# Prompt
Write out each line word for word. Drop pictures.
----- Exercise materials
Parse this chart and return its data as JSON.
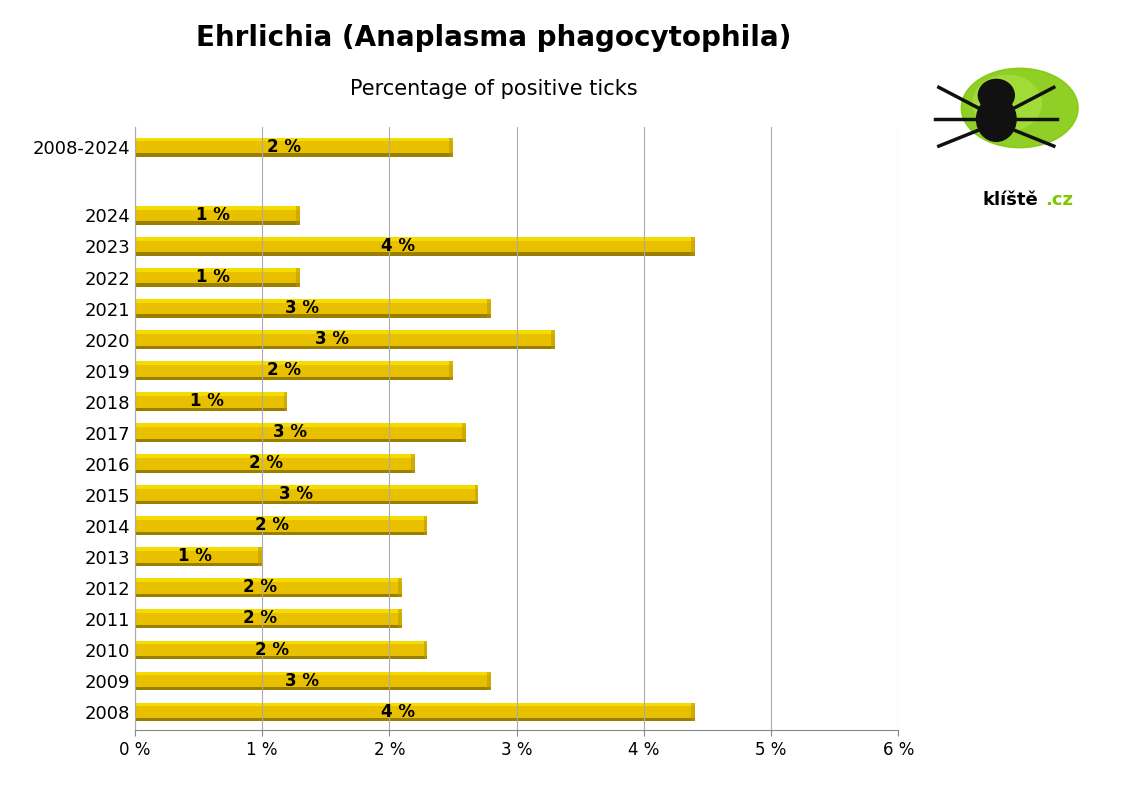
{
  "title_display": "Ehrlichia (Anaplasma phagocytophila)",
  "subtitle": "Percentage of positive ticks",
  "categories": [
    "2008-2024",
    "2024",
    "2023",
    "2022",
    "2021",
    "2020",
    "2019",
    "2018",
    "2017",
    "2016",
    "2015",
    "2014",
    "2013",
    "2012",
    "2011",
    "2010",
    "2009",
    "2008"
  ],
  "values": [
    2.5,
    1.3,
    4.4,
    1.3,
    2.8,
    3.3,
    2.5,
    1.2,
    2.6,
    2.2,
    2.7,
    2.3,
    1.0,
    2.1,
    2.1,
    2.3,
    2.8,
    4.4
  ],
  "labels": [
    "2 %",
    "1 %",
    "4 %",
    "1 %",
    "3 %",
    "3 %",
    "2 %",
    "1 %",
    "3 %",
    "2 %",
    "3 %",
    "2 %",
    "1 %",
    "2 %",
    "2 %",
    "2 %",
    "3 %",
    "4 %"
  ],
  "bar_main_color": "#E8C000",
  "bar_top_color": "#F5DC00",
  "bar_bottom_color": "#B89600",
  "bar_shadow_color": "#9A7E00",
  "xlim": [
    0,
    6
  ],
  "xticks": [
    0,
    1,
    2,
    3,
    4,
    5,
    6
  ],
  "xtick_labels": [
    "0 %",
    "1 %",
    "2 %",
    "3 %",
    "4 %",
    "5 %",
    "6 %"
  ],
  "bg_color": "#ffffff",
  "grid_color": "#aaaaaa",
  "label_fontsize": 12,
  "title_fontsize": 20,
  "subtitle_fontsize": 15,
  "ytick_fontsize": 13
}
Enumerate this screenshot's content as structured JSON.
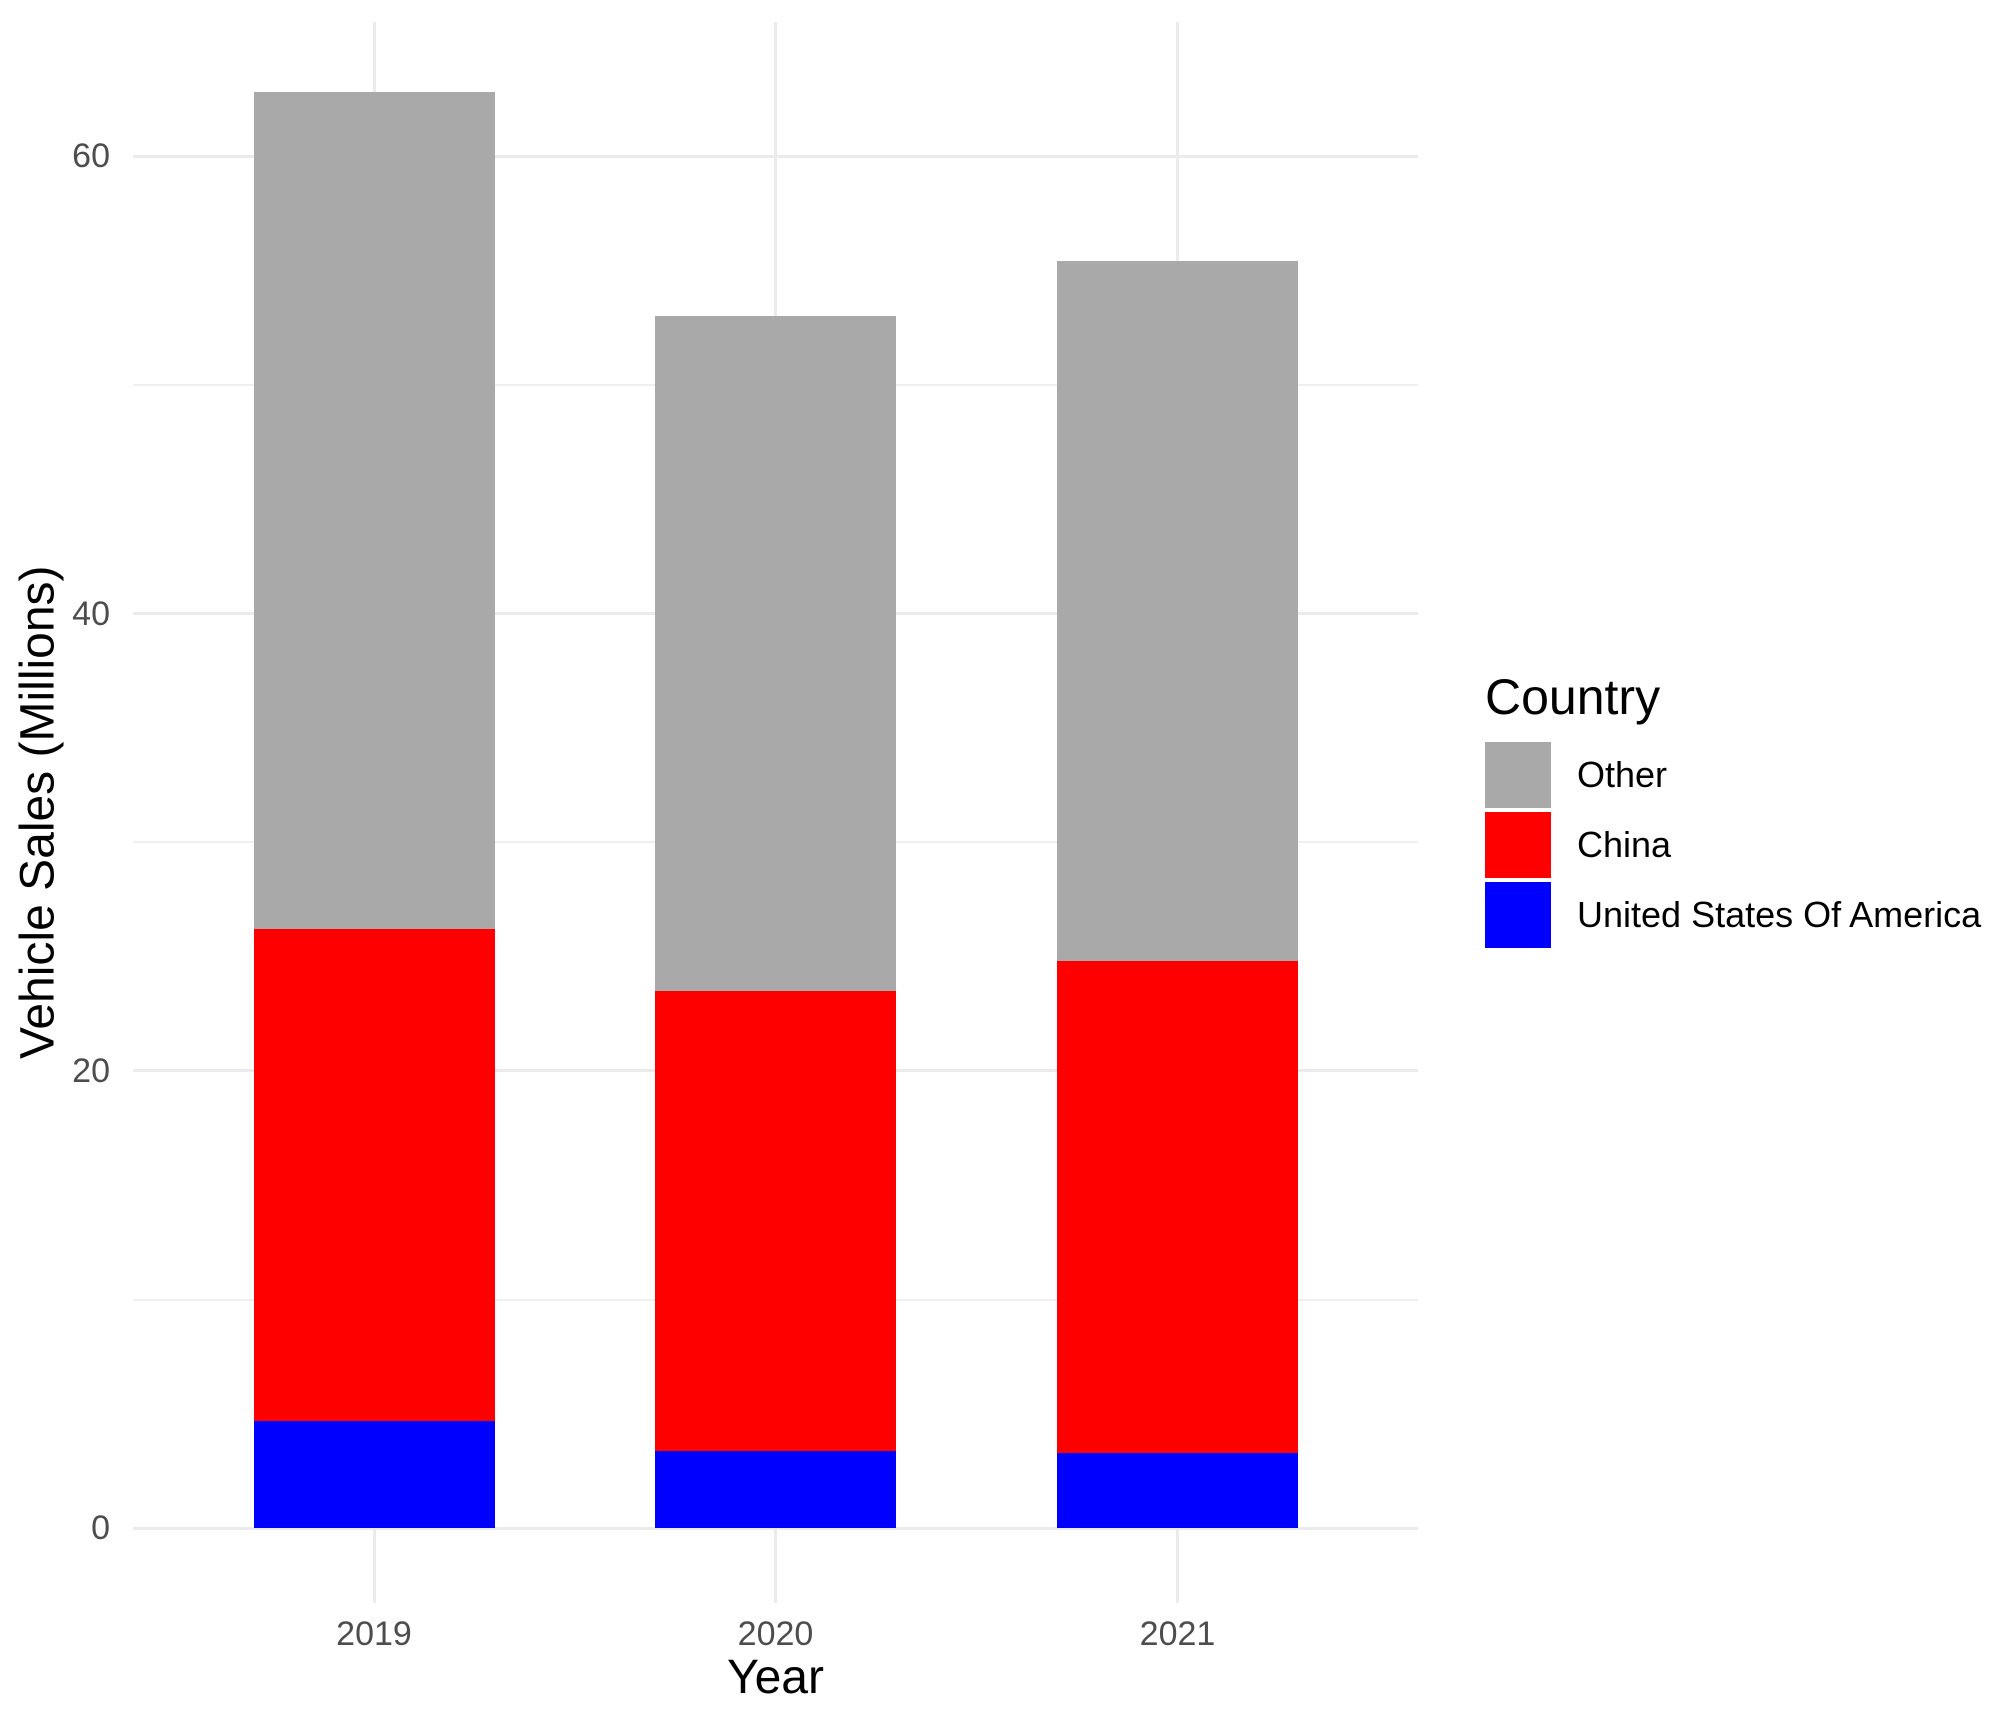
{
  "axes": {
    "x_title": "Year",
    "y_title": "Vehicle Sales (Millions)",
    "x_tick_labels": [
      "2019",
      "2020",
      "2021"
    ],
    "y_tick_labels": [
      "0",
      "20",
      "40",
      "60"
    ],
    "y_tick_values": [
      0,
      20,
      40,
      60
    ],
    "y_minor_values": [
      10,
      30,
      50
    ]
  },
  "legend": {
    "title": "Country",
    "items": [
      {
        "label": "Other",
        "color": "#A9A9A9"
      },
      {
        "label": "China",
        "color": "#FF0000"
      },
      {
        "label": "United States Of America",
        "color": "#0000FF"
      }
    ]
  },
  "chart_data": {
    "type": "bar",
    "stacked": true,
    "title": "",
    "xlabel": "Year",
    "ylabel": "Vehicle Sales (Millions)",
    "categories": [
      "2019",
      "2020",
      "2021"
    ],
    "series": [
      {
        "name": "United States Of America",
        "color": "#0000FF",
        "values": [
          4.7,
          3.4,
          3.3
        ]
      },
      {
        "name": "China",
        "color": "#FF0000",
        "values": [
          21.5,
          20.1,
          21.5
        ]
      },
      {
        "name": "Other",
        "color": "#A9A9A9",
        "values": [
          36.6,
          29.5,
          30.6
        ]
      }
    ],
    "stack_order_bottom_to_top": [
      "United States Of America",
      "China",
      "Other"
    ],
    "ylim": [
      0,
      66
    ],
    "grid": true,
    "legend_position": "right",
    "colors": {
      "grid_major": "#EBEBEB",
      "grid_minor": "#EFEFEF",
      "tick_text": "#4D4D4D",
      "axis_title_text": "#000000",
      "background": "#FFFFFF"
    }
  }
}
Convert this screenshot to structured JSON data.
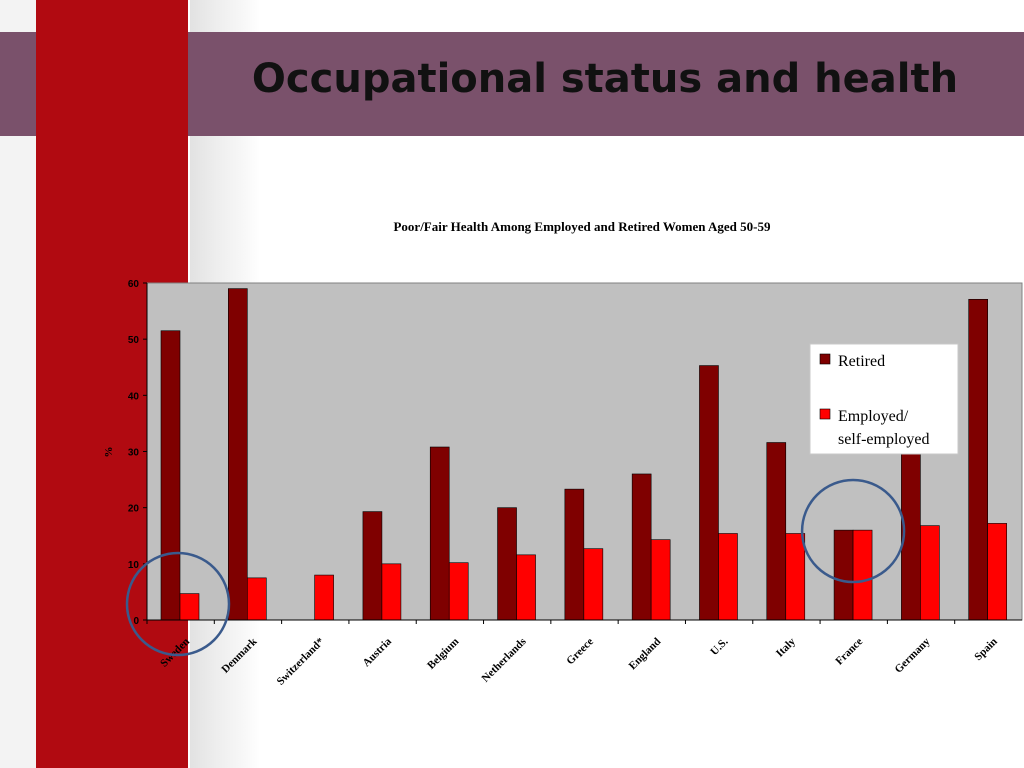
{
  "slide": {
    "title": "Occupational status and health"
  },
  "chart_data": {
    "type": "bar",
    "title": "Poor/Fair Health Among Employed and Retired Women Aged 50-59",
    "ylabel": "%",
    "xlabel": "",
    "ylim": [
      0,
      60
    ],
    "yticks": [
      0,
      10,
      20,
      30,
      40,
      50,
      60
    ],
    "grid": false,
    "legend_position": "right",
    "categories": [
      "Sweden",
      "Denmark",
      "Switzerland*",
      "Austria",
      "Belgium",
      "Netherlands",
      "Greece",
      "England",
      "U.S.",
      "Italy",
      "France",
      "Germany",
      "Spain"
    ],
    "series": [
      {
        "name": "Retired",
        "color": "#7f0000",
        "values": [
          51.5,
          59,
          null,
          19.3,
          30.8,
          20,
          23.3,
          26,
          45.3,
          31.6,
          16,
          30,
          57.1
        ]
      },
      {
        "name": "Employed/\nself-employed",
        "legend_lines": [
          "Employed/",
          "self-employed"
        ],
        "color": "#ff0000",
        "values": [
          4.7,
          7.5,
          8,
          10,
          10.2,
          11.6,
          12.7,
          14.3,
          15.4,
          15.4,
          16,
          16.8,
          17.2
        ]
      }
    ],
    "highlighted_categories": [
      "Sweden",
      "France"
    ],
    "plot_background": "#c0c0c0"
  }
}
----------
# Finished exercise
Parse this chart and return its data as JSON.
{
  "title_display": "Ehrlichia (Anaplasma phagocytophila)",
  "subtitle": "Percentage of positive ticks",
  "categories": [
    "2008-2024",
    "2024",
    "2023",
    "2022",
    "2021",
    "2020",
    "2019",
    "2018",
    "2017",
    "2016",
    "2015",
    "2014",
    "2013",
    "2012",
    "2011",
    "2010",
    "2009",
    "2008"
  ],
  "values": [
    2.5,
    1.3,
    4.4,
    1.3,
    2.8,
    3.3,
    2.5,
    1.2,
    2.6,
    2.2,
    2.7,
    2.3,
    1.0,
    2.1,
    2.1,
    2.3,
    2.8,
    4.4
  ],
  "labels": [
    "2 %",
    "1 %",
    "4 %",
    "1 %",
    "3 %",
    "3 %",
    "2 %",
    "1 %",
    "3 %",
    "2 %",
    "3 %",
    "2 %",
    "1 %",
    "2 %",
    "2 %",
    "2 %",
    "3 %",
    "4 %"
  ],
  "bar_main_color": "#E8C000",
  "bar_top_color": "#F5DC00",
  "bar_bottom_color": "#B89600",
  "bar_shadow_color": "#9A7E00",
  "xlim": [
    0,
    6
  ],
  "xticks": [
    0,
    1,
    2,
    3,
    4,
    5,
    6
  ],
  "xtick_labels": [
    "0 %",
    "1 %",
    "2 %",
    "3 %",
    "4 %",
    "5 %",
    "6 %"
  ],
  "bg_color": "#ffffff",
  "grid_color": "#aaaaaa",
  "label_fontsize": 12,
  "title_fontsize": 20,
  "subtitle_fontsize": 15,
  "ytick_fontsize": 13
}
Enumerate this screenshot's content as structured JSON.
{
  "axes": {
    "x_title": "Year",
    "y_title": "Vehicle Sales (Millions)",
    "x_tick_labels": [
      "2019",
      "2020",
      "2021"
    ],
    "y_tick_labels": [
      "0",
      "20",
      "40",
      "60"
    ],
    "y_tick_values": [
      0,
      20,
      40,
      60
    ],
    "y_minor_values": [
      10,
      30,
      50
    ]
  },
  "legend": {
    "title": "Country",
    "items": [
      {
        "label": "Other",
        "color": "#A9A9A9"
      },
      {
        "label": "China",
        "color": "#FF0000"
      },
      {
        "label": "United States Of America",
        "color": "#0000FF"
      }
    ]
  },
  "chart_data": {
    "type": "bar",
    "stacked": true,
    "title": "",
    "xlabel": "Year",
    "ylabel": "Vehicle Sales (Millions)",
    "categories": [
      "2019",
      "2020",
      "2021"
    ],
    "series": [
      {
        "name": "United States Of America",
        "color": "#0000FF",
        "values": [
          4.7,
          3.4,
          3.3
        ]
      },
      {
        "name": "China",
        "color": "#FF0000",
        "values": [
          21.5,
          20.1,
          21.5
        ]
      },
      {
        "name": "Other",
        "color": "#A9A9A9",
        "values": [
          36.6,
          29.5,
          30.6
        ]
      }
    ],
    "stack_order_bottom_to_top": [
      "United States Of America",
      "China",
      "Other"
    ],
    "ylim": [
      0,
      66
    ],
    "grid": true,
    "legend_position": "right",
    "colors": {
      "grid_major": "#EBEBEB",
      "grid_minor": "#EFEFEF",
      "tick_text": "#4D4D4D",
      "axis_title_text": "#000000",
      "background": "#FFFFFF"
    }
  }
}
Convert this screenshot to structured JSON data.
{
  "slide": {
    "title": "Occupational status and health"
  },
  "chart_data": {
    "type": "bar",
    "title": "Poor/Fair Health Among Employed and Retired Women Aged 50-59",
    "ylabel": "%",
    "xlabel": "",
    "ylim": [
      0,
      60
    ],
    "yticks": [
      0,
      10,
      20,
      30,
      40,
      50,
      60
    ],
    "grid": false,
    "legend_position": "right",
    "categories": [
      "Sweden",
      "Denmark",
      "Switzerland*",
      "Austria",
      "Belgium",
      "Netherlands",
      "Greece",
      "England",
      "U.S.",
      "Italy",
      "France",
      "Germany",
      "Spain"
    ],
    "series": [
      {
        "name": "Retired",
        "color": "#7f0000",
        "values": [
          51.5,
          59,
          null,
          19.3,
          30.8,
          20,
          23.3,
          26,
          45.3,
          31.6,
          16,
          30,
          57.1
        ]
      },
      {
        "name": "Employed/\nself-employed",
        "legend_lines": [
          "Employed/",
          "self-employed"
        ],
        "color": "#ff0000",
        "values": [
          4.7,
          7.5,
          8,
          10,
          10.2,
          11.6,
          12.7,
          14.3,
          15.4,
          15.4,
          16,
          16.8,
          17.2
        ]
      }
    ],
    "highlighted_categories": [
      "Sweden",
      "France"
    ],
    "plot_background": "#c0c0c0"
  }
}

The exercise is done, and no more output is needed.